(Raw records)

* BEGIN *

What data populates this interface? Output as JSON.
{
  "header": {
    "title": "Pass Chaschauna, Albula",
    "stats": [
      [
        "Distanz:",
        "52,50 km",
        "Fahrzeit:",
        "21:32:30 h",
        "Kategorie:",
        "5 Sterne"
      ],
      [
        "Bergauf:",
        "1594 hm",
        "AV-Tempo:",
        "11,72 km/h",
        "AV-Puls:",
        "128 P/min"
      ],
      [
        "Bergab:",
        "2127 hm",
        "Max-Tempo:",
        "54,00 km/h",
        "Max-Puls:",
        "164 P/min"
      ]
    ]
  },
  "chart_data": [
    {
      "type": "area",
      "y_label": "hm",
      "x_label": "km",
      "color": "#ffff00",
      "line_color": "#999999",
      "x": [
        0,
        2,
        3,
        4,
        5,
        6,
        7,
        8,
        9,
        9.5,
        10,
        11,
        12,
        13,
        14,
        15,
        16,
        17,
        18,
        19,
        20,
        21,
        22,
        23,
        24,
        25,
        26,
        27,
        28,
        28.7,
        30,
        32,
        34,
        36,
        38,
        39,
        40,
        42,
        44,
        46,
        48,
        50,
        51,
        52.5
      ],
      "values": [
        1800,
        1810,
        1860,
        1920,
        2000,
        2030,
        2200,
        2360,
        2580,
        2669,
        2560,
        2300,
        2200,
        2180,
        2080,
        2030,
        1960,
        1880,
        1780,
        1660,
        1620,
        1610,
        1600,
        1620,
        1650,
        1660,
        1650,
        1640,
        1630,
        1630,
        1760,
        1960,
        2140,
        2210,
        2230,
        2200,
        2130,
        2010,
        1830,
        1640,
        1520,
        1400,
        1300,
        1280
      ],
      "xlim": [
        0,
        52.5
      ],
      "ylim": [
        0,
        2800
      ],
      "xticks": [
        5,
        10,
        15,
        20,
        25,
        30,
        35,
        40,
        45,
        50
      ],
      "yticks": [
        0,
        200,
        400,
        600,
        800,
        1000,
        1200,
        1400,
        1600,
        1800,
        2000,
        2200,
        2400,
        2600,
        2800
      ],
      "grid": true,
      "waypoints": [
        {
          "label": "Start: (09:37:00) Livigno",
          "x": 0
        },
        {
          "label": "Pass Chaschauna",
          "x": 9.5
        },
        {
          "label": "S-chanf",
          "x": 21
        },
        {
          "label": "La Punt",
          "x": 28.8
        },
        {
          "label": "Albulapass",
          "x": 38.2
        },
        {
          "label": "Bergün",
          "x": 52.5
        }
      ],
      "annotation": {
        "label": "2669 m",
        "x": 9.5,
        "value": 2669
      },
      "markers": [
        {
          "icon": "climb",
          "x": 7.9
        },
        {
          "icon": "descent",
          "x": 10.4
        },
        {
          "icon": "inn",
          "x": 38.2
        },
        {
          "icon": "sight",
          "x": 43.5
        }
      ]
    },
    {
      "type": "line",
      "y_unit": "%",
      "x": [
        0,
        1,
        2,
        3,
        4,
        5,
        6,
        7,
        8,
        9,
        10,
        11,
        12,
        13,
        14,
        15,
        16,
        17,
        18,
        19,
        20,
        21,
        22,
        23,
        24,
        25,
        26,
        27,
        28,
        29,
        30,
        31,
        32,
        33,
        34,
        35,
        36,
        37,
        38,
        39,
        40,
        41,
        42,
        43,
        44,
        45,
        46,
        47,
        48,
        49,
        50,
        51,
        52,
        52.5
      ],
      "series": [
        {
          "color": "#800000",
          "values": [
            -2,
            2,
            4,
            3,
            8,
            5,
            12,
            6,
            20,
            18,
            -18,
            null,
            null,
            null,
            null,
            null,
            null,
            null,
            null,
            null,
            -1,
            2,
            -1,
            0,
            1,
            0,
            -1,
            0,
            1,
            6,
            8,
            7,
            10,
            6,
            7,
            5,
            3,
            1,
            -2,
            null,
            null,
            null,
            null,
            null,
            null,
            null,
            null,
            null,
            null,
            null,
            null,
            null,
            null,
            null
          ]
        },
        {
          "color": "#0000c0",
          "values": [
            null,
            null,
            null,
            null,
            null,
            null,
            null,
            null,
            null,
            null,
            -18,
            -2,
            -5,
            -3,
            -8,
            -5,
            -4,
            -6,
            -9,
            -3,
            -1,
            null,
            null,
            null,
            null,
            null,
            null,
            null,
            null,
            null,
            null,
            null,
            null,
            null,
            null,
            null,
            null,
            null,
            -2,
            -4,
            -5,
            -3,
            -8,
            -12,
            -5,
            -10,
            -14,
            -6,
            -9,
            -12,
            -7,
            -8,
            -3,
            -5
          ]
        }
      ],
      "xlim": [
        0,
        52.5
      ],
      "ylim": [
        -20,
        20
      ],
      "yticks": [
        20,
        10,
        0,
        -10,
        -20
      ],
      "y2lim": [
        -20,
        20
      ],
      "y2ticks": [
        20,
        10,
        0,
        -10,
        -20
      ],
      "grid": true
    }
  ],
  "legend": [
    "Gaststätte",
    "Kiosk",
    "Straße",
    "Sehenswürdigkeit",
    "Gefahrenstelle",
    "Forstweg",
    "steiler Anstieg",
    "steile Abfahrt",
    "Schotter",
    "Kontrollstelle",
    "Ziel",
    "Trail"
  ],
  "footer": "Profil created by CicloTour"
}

* END *

*Stated task*
Extract the full listing above without alteration.

*Written response*
What data populates this interface? Output as JSON.
{
  "header": {
    "title": "Pass Chaschauna, Albula",
    "stats": [
      [
        "Distanz:",
        "52,50 km",
        "Fahrzeit:",
        "21:32:30 h",
        "Kategorie:",
        "5 Sterne"
      ],
      [
        "Bergauf:",
        "1594 hm",
        "AV-Tempo:",
        "11,72 km/h",
        "AV-Puls:",
        "128 P/min"
      ],
      [
        "Bergab:",
        "2127 hm",
        "Max-Tempo:",
        "54,00 km/h",
        "Max-Puls:",
        "164 P/min"
      ]
    ]
  },
  "chart_data": [
    {
      "type": "area",
      "y_label": "hm",
      "x_label": "km",
      "color": "#ffff00",
      "line_color": "#999999",
      "x": [
        0,
        2,
        3,
        4,
        5,
        6,
        7,
        8,
        9,
        9.5,
        10,
        11,
        12,
        13,
        14,
        15,
        16,
        17,
        18,
        19,
        20,
        21,
        22,
        23,
        24,
        25,
        26,
        27,
        28,
        28.7,
        30,
        32,
        34,
        36,
        38,
        39,
        40,
        42,
        44,
        46,
        48,
        50,
        51,
        52.5
      ],
      "values": [
        1800,
        1810,
        1860,
        1920,
        2000,
        2030,
        2200,
        2360,
        2580,
        2669,
        2560,
        2300,
        2200,
        2180,
        2080,
        2030,
        1960,
        1880,
        1780,
        1660,
        1620,
        1610,
        1600,
        1620,
        1650,
        1660,
        1650,
        1640,
        1630,
        1630,
        1760,
        1960,
        2140,
        2210,
        2230,
        2200,
        2130,
        2010,
        1830,
        1640,
        1520,
        1400,
        1300,
        1280
      ],
      "xlim": [
        0,
        52.5
      ],
      "ylim": [
        0,
        2800
      ],
      "xticks": [
        5,
        10,
        15,
        20,
        25,
        30,
        35,
        40,
        45,
        50
      ],
      "yticks": [
        0,
        200,
        400,
        600,
        800,
        1000,
        1200,
        1400,
        1600,
        1800,
        2000,
        2200,
        2400,
        2600,
        2800
      ],
      "grid": true,
      "waypoints": [
        {
          "label": "Start: (09:37:00) Livigno",
          "x": 0
        },
        {
          "label": "Pass Chaschauna",
          "x": 9.5
        },
        {
          "label": "S-chanf",
          "x": 21
        },
        {
          "label": "La Punt",
          "x": 28.8
        },
        {
          "label": "Albulapass",
          "x": 38.2
        },
        {
          "label": "Bergün",
          "x": 52.5
        }
      ],
      "annotation": {
        "label": "2669 m",
        "x": 9.5,
        "value": 2669
      },
      "markers": [
        {
          "icon": "climb",
          "x": 7.9
        },
        {
          "icon": "descent",
          "x": 10.4
        },
        {
          "icon": "inn",
          "x": 38.2
        },
        {
          "icon": "sight",
          "x": 43.5
        }
      ]
    },
    {
      "type": "line",
      "y_unit": "%",
      "x": [
        0,
        1,
        2,
        3,
        4,
        5,
        6,
        7,
        8,
        9,
        10,
        11,
        12,
        13,
        14,
        15,
        16,
        17,
        18,
        19,
        20,
        21,
        22,
        23,
        24,
        25,
        26,
        27,
        28,
        29,
        30,
        31,
        32,
        33,
        34,
        35,
        36,
        37,
        38,
        39,
        40,
        41,
        42,
        43,
        44,
        45,
        46,
        47,
        48,
        49,
        50,
        51,
        52,
        52.5
      ],
      "series": [
        {
          "color": "#800000",
          "values": [
            -2,
            2,
            4,
            3,
            8,
            5,
            12,
            6,
            20,
            18,
            -18,
            null,
            null,
            null,
            null,
            null,
            null,
            null,
            null,
            null,
            -1,
            2,
            -1,
            0,
            1,
            0,
            -1,
            0,
            1,
            6,
            8,
            7,
            10,
            6,
            7,
            5,
            3,
            1,
            -2,
            null,
            null,
            null,
            null,
            null,
            null,
            null,
            null,
            null,
            null,
            null,
            null,
            null,
            null,
            null
          ]
        },
        {
          "color": "#0000c0",
          "values": [
            null,
            null,
            null,
            null,
            null,
            null,
            null,
            null,
            null,
            null,
            -18,
            -2,
            -5,
            -3,
            -8,
            -5,
            -4,
            -6,
            -9,
            -3,
            -1,
            null,
            null,
            null,
            null,
            null,
            null,
            null,
            null,
            null,
            null,
            null,
            null,
            null,
            null,
            null,
            null,
            null,
            -2,
            -4,
            -5,
            -3,
            -8,
            -12,
            -5,
            -10,
            -14,
            -6,
            -9,
            -12,
            -7,
            -8,
            -3,
            -5
          ]
        }
      ],
      "xlim": [
        0,
        52.5
      ],
      "ylim": [
        -20,
        20
      ],
      "yticks": [
        20,
        10,
        0,
        -10,
        -20
      ],
      "y2lim": [
        -20,
        20
      ],
      "y2ticks": [
        20,
        10,
        0,
        -10,
        -20
      ],
      "grid": true
    }
  ],
  "legend": [
    "Gaststätte",
    "Kiosk",
    "Straße",
    "Sehenswürdigkeit",
    "Gefahrenstelle",
    "Forstweg",
    "steiler Anstieg",
    "steile Abfahrt",
    "Schotter",
    "Kontrollstelle",
    "Ziel",
    "Trail"
  ],
  "footer": "Profil created by CicloTour"
}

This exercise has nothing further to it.